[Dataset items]
____________

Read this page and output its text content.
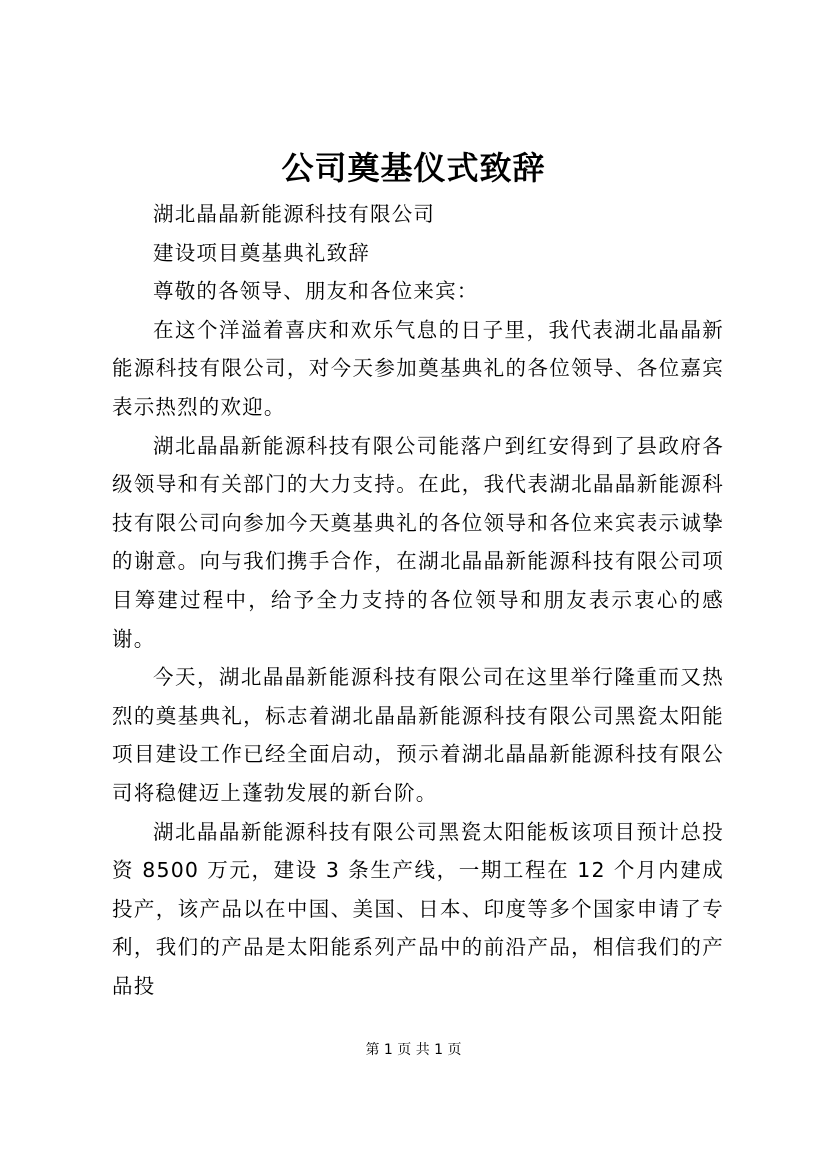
公司奠基仪式致辞

湖北晶晶新能源科技有限公司

建设项目奠基典礼致辞

尊敬的各领导、朋友和各位来宾：

在这个洋溢着喜庆和欢乐气息的日子里，我代表湖北晶晶新能源科技有限公司，对今天参加奠基典礼的各位领导、各位嘉宾表示热烈的欢迎。

湖北晶晶新能源科技有限公司能落户到红安得到了县政府各级领导和有关部门的大力支持。在此，我代表湖北晶晶新能源科技有限公司向参加今天奠基典礼的各位领导和各位来宾表示诚挚的谢意。向与我们携手合作，在湖北晶晶新能源科技有限公司项目筹建过程中，给予全力支持的各位领导和朋友表示衷心的感谢。

今天，湖北晶晶新能源科技有限公司在这里举行隆重而又热烈的奠基典礼，标志着湖北晶晶新能源科技有限公司黑瓷太阳能项目建设工作已经全面启动，预示着湖北晶晶新能源科技有限公司将稳健迈上蓬勃发展的新台阶。

湖北晶晶新能源科技有限公司黑瓷太阳能板该项目预计总投资 8500 万元，建设 3 条生产线，一期工程在 12 个月内建成投产，该产品以在中国、美国、日本、印度等多个国家申请了专利，我们的产品是太阳能系列产品中的前沿产品，相信我们的产品投

第 1 页 共 1 页
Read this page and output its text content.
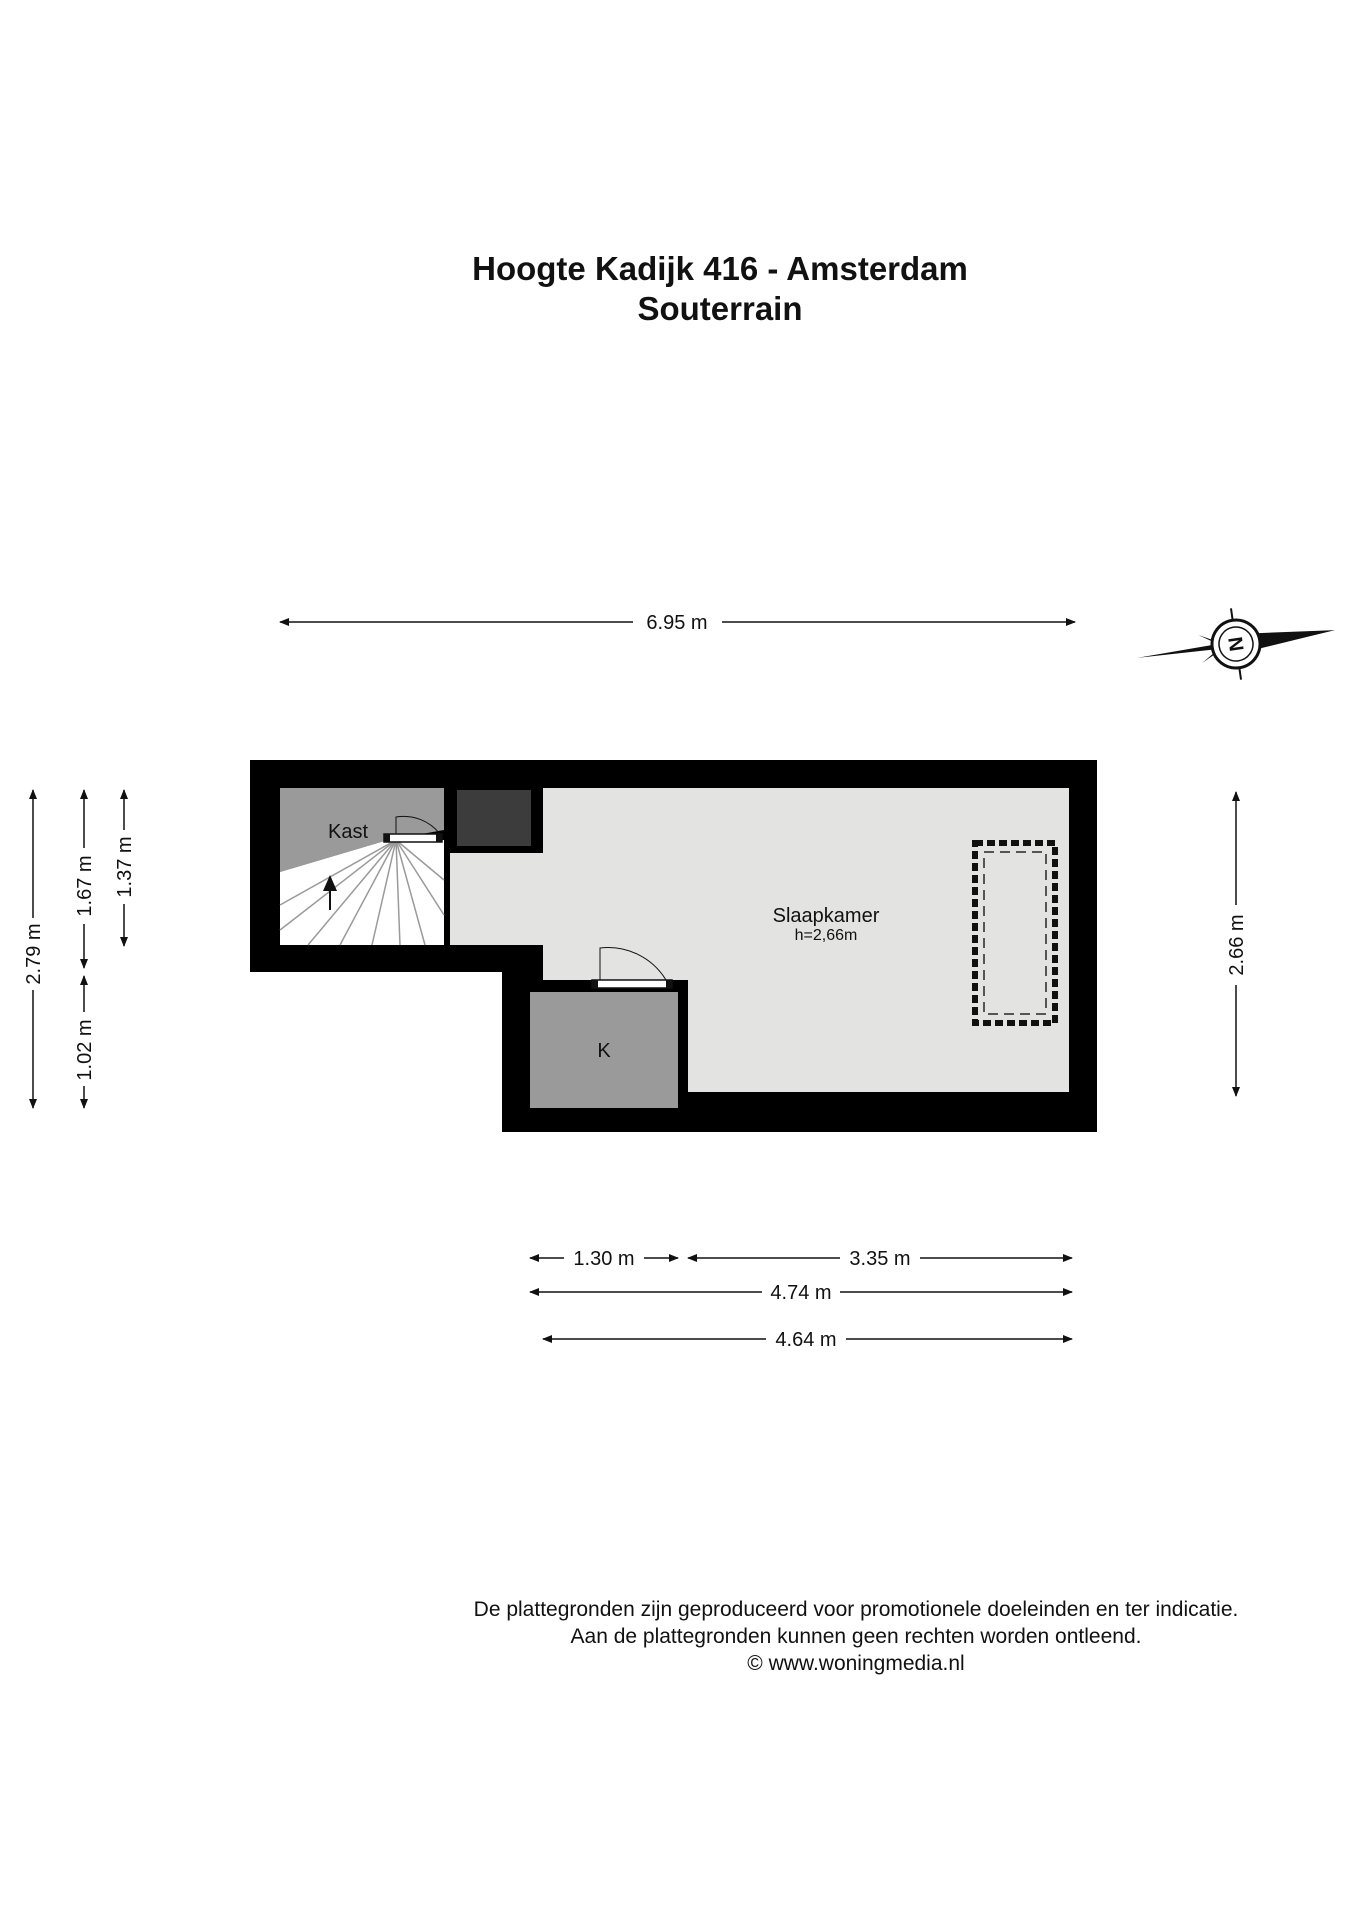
Hoogte Kadijk 416 - Amsterdam
Souterrain
Kast
Slaapkamer
h=2,66m
K
6.95 m
2.66 m
2.79 m
1.67 m
1.02 m
1.37 m
1.30 m	3.35 m
4.74 m
4.64 m
N
De plattegronden zijn geproduceerd voor promotionele doeleinden en ter indicatie.
Aan de plattegronden kunnen geen rechten worden ontleend.
© www.woningmedia.nl
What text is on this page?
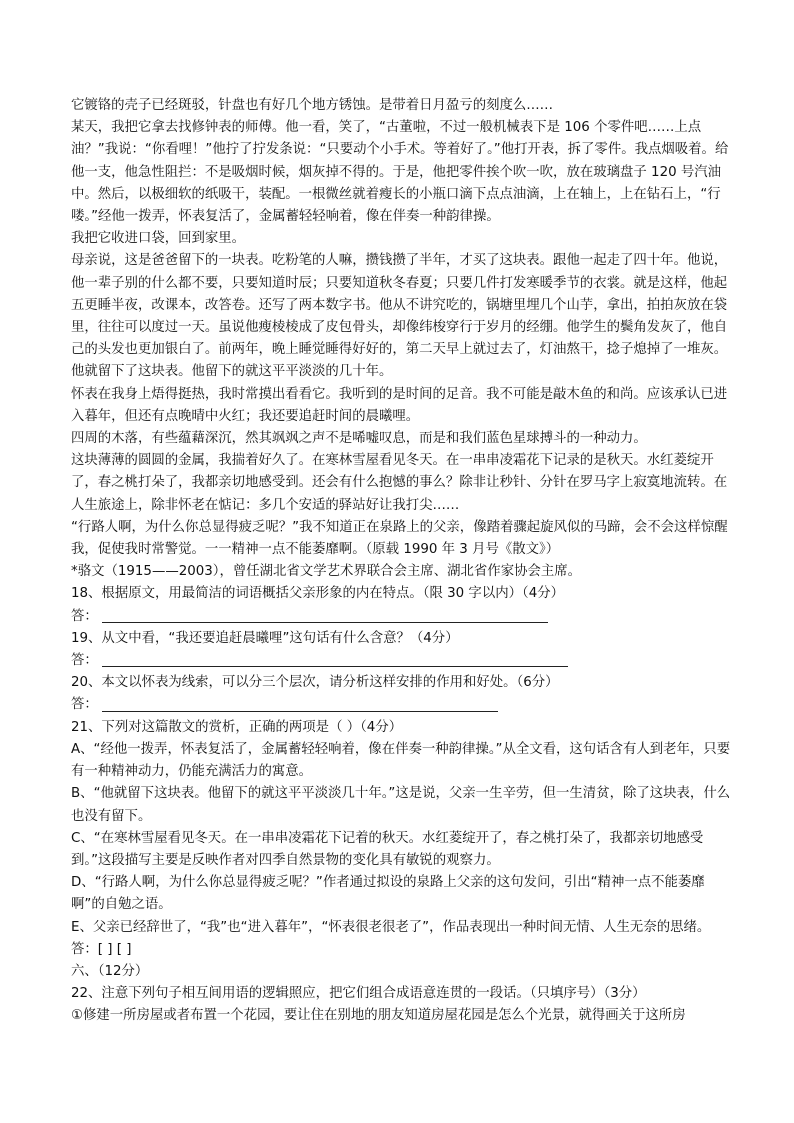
它镀铬的壳子已经斑驳，针盘也有好几个地方锈蚀。是带着日月盈亏的刻度么……

某天，我把它拿去找修钟表的师傅。他一看，笑了，“古董啦，不过一般机械表下是 106 个零件吧……上点油？”我说：“你看哩！”他拧了拧发条说：“只要动个小手术。等着好了。”他打开表，拆了零件。我点烟吸着。给他一支，他急性阻拦：不是吸烟时候，烟灰掉不得的。于是，他把零件挨个吹一吹，放在玻璃盘子 120 号汽油中。然后，以极细软的纸吸干，装配。一根微丝就着瘦长的小瓶口滴下点点油滴，上在轴上，上在钻石上，“行喽。”经他一拨弄，怀表复活了，金属蓄轻轻响着，像在伴奏一种韵律操。

我把它收进口袋，回到家里。

母亲说，这是爸爸留下的一块表。吃粉笔的人嘛，攒钱攒了半年，才买了这块表。跟他一起走了四十年。他说，他一辈子别的什么都不要，只要知道时辰；只要知道秋冬春夏；只要几件打发寒暖季节的衣裳。就是这样，他起五更睡半夜，改课本，改答卷。还写了两本数字书。他从不讲究吃的，锅塘里埋几个山芋，拿出，拍拍灰放在袋里，往往可以度过一天。虽说他瘦棱棱成了皮包骨头，却像纬梭穿行于岁月的经绷。他学生的鬓角发灰了，他自己的头发也更加银白了。前两年，晚上睡觉睡得好好的，第二天早上就过去了，灯油熬干，捻子熄掉了一堆灰。他就留下了这块表。他留下的就这平平淡淡的几十年。

怀表在我身上焐得挺热，我时常摸出看看它。我听到的是时间的足音。我不可能是敲木鱼的和尚。应该承认已进入暮年，但还有点晚晴中火红；我还要追赶时间的晨曦哩。

四周的木落，有些蕴藉深沉，然其飒飒之声不是唏嘘叹息，而是和我们蓝色星球搏斗的一种动力。

这块薄薄的圆圆的金属，我揣着好久了。在寒林雪屋看见冬天。在一串串凌霜花下记录的是秋天。水红菱绽开了，春之桃打朵了，我都亲切地感受到。还会有什么抱憾的事么？除非让秒针、分针在罗马字上寂寞地流转。在人生旅途上，除非怀老在惦记：多几个安适的驿站好让我打尖……

“行路人啊，为什么你总显得疲乏呢？”我不知道正在泉路上的父亲，像踏着骤起旋风似的马蹄，会不会这样惊醒我，促使我时常警觉。一一精神一点不能萎靡啊。（原载 1990 年 3 月号《散文》）

*骆文（1915——2003），曾任湖北省文学艺术界联合会主席、湖北省作家协会主席。

18、根据原文，用最简洁的词语概括父亲形象的内在特点。（限 30 字以内）（4分）

答：

19、从文中看，“我还要追赶晨曦哩”这句话有什么含意？（4分）

答：

20、本文以怀表为线索，可以分三个层次，请分析这样安排的作用和好处。（6分）

答：

21、下列对这篇散文的赏析，正确的两项是（ ）（4分）

A、“经他一拨弄，怀表复活了，金属蓄轻轻响着，像在伴奏一种韵律操。”从全文看，这句话含有人到老年，只要有一种精神动力，仍能充满活力的寓意。

B、“他就留下这块表。他留下的就这平平淡淡几十年。”这是说，父亲一生辛劳，但一生清贫，除了这块表，什么也没有留下。

C、“在寒林雪屋看见冬天。在一串串凌霜花下记着的秋天。水红菱绽开了，春之桃打朵了，我都亲切地感受到。”这段描写主要是反映作者对四季自然景物的变化具有敏锐的观察力。

D、“行路人啊，为什么你总显得疲乏呢？”作者通过拟设的泉路上父亲的这句发问，引出“精神一点不能萎靡啊”的自勉之语。

E、父亲已经辞世了，“我”也“进入暮年”，“怀表很老很老了”，作品表现出一种时间无情、人生无奈的思绪。答：[ ] [ ]

六、（12分）

22、注意下列句子相互间用语的逻辑照应，把它们组合成语意连贯的一段话。（只填序号）（3分）

①修建一所房屋或者布置一个花园，要让住在别地的朋友知道房屋花园是怎么个光景，就得画关于这所房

____________

Copy each line above that contains the word "我都亲切地感受到".

[Output for this exercise]
这块薄薄的圆圆的金属，我揣着好久了。在寒林雪屋看见冬天。在一串串凌霜花下记录的是秋天。水红菱绽开了，春之桃打朵了，我都亲切地感受到。还会有什么抱憾的事么？除非让秒针、分针在罗马字上寂寞地流转。在人生旅途上，除非怀老在惦记：多几个安适的驿站好让我打尖……
C、“在寒林雪屋看见冬天。在一串串凌霜花下记着的秋天。水红菱绽开了，春之桃打朵了，我都亲切地感受到。”这段描写主要是反映作者对四季自然景物的变化具有敏锐的观察力。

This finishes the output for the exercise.